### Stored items

===

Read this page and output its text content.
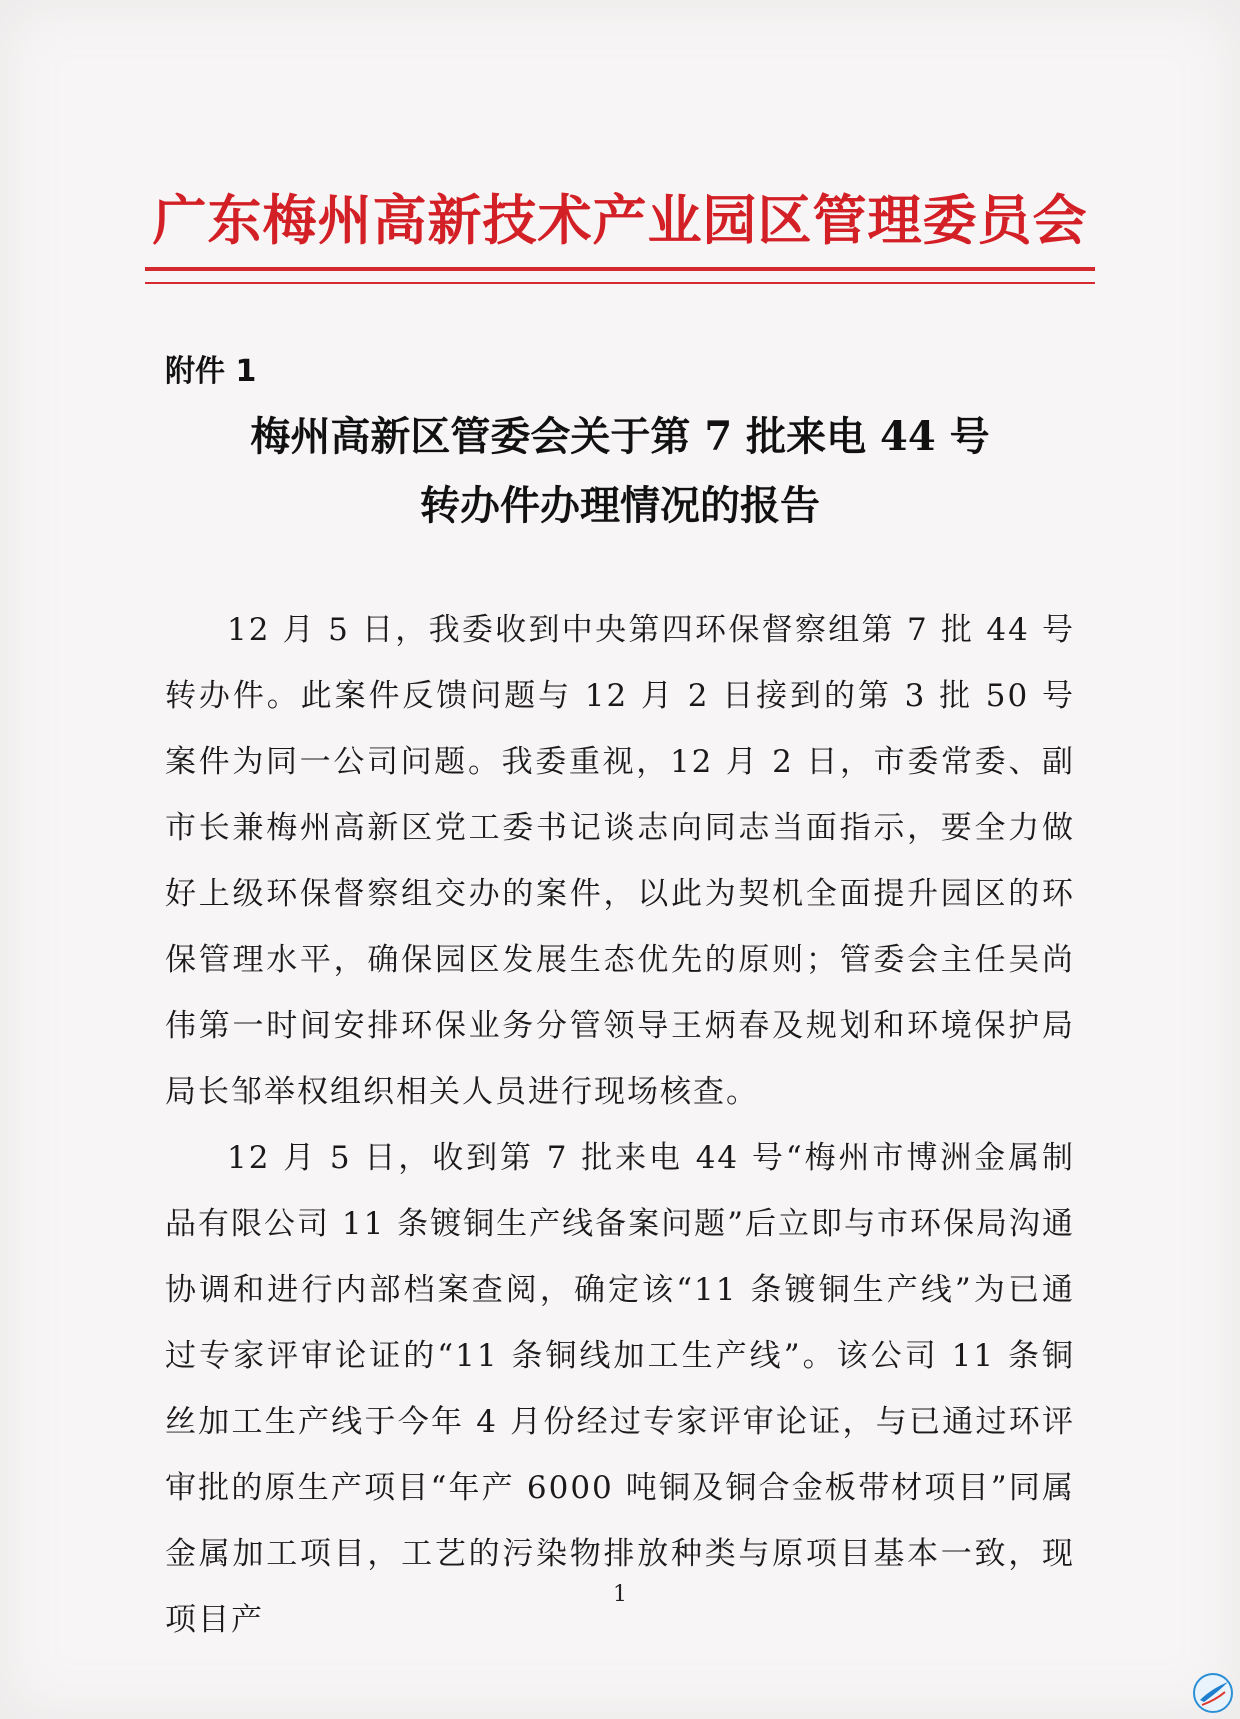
广东梅州高新技术产业园区管理委员会
附件 1
梅州高新区管委会关于第 7 批来电 44 号
转办件办理情况的报告

12 月 5 日，我委收到中央第四环保督察组第 7 批 44 号转办件。此案件反馈问题与 12 月 2 日接到的第 3 批 50 号案件为同一公司问题。我委重视，12 月 2 日，市委常委、副市长兼梅州高新区党工委书记谈志向同志当面指示，要全力做好上级环保督察组交办的案件，以此为契机全面提升园区的环保管理水平，确保园区发展生态优先的原则；管委会主任吴尚伟第一时间安排环保业务分管领导王炳春及规划和环境保护局局长邹举权组织相关人员进行现场核查。

12 月 5 日，收到第 7 批来电 44 号“梅州市博洲金属制品有限公司 11 条镀铜生产线备案问题”后立即与市环保局沟通协调和进行内部档案查阅，确定该“11 条镀铜生产线”为已通过专家评审论证的“11 条铜线加工生产线”。该公司 11 条铜丝加工生产线于今年 4 月份经过专家评审论证，与已通过环评审批的原生产项目“年产 6000 吨铜及铜合金板带材项目”同属金属加工项目，工艺的污染物排放种类与原项目基本一致，现项目产

1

===

### YOUR INSTRUCTIONS
Images must not appear in the copy; reproduce everything else in the records verbatim.

### SOLUTION FOR THIS PROBLEM
Read this page and output its text content.
广东梅州高新技术产业园区管理委员会
附件 1
梅州高新区管委会关于第 7 批来电 44 号
转办件办理情况的报告

12 月 5 日，我委收到中央第四环保督察组第 7 批 44 号转办件。此案件反馈问题与 12 月 2 日接到的第 3 批 50 号案件为同一公司问题。我委重视，12 月 2 日，市委常委、副市长兼梅州高新区党工委书记谈志向同志当面指示，要全力做好上级环保督察组交办的案件，以此为契机全面提升园区的环保管理水平，确保园区发展生态优先的原则；管委会主任吴尚伟第一时间安排环保业务分管领导王炳春及规划和环境保护局局长邹举权组织相关人员进行现场核查。

12 月 5 日，收到第 7 批来电 44 号“梅州市博洲金属制品有限公司 11 条镀铜生产线备案问题”后立即与市环保局沟通协调和进行内部档案查阅，确定该“11 条镀铜生产线”为已通过专家评审论证的“11 条铜线加工生产线”。该公司 11 条铜丝加工生产线于今年 4 月份经过专家评审论证，与已通过环评审批的原生产项目“年产 6000 吨铜及铜合金板带材项目”同属金属加工项目，工艺的污染物排放种类与原项目基本一致，现项目产

1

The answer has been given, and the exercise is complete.